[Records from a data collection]
========

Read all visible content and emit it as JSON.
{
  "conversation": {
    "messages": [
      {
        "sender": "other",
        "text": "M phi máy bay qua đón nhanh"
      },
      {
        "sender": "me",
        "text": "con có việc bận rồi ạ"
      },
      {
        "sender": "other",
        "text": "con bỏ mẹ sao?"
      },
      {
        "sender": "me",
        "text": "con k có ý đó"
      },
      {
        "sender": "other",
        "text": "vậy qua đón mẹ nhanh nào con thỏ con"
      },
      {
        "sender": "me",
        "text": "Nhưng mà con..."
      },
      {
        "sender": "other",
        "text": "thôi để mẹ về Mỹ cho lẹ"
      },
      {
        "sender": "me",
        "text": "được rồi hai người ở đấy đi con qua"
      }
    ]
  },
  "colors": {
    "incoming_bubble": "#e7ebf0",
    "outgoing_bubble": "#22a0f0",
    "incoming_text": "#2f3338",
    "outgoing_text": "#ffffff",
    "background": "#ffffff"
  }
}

========

### Problem
Every record above must be duplicated exactly.

### Final answer
Read all visible content and emit it as JSON.
{
  "conversation": {
    "messages": [
      {
        "sender": "other",
        "text": "M phi máy bay qua đón nhanh"
      },
      {
        "sender": "me",
        "text": "con có việc bận rồi ạ"
      },
      {
        "sender": "other",
        "text": "con bỏ mẹ sao?"
      },
      {
        "sender": "me",
        "text": "con k có ý đó"
      },
      {
        "sender": "other",
        "text": "vậy qua đón mẹ nhanh nào con thỏ con"
      },
      {
        "sender": "me",
        "text": "Nhưng mà con..."
      },
      {
        "sender": "other",
        "text": "thôi để mẹ về Mỹ cho lẹ"
      },
      {
        "sender": "me",
        "text": "được rồi hai người ở đấy đi con qua"
      }
    ]
  },
  "colors": {
    "incoming_bubble": "#e7ebf0",
    "outgoing_bubble": "#22a0f0",
    "incoming_text": "#2f3338",
    "outgoing_text": "#ffffff",
    "background": "#ffffff"
  }
}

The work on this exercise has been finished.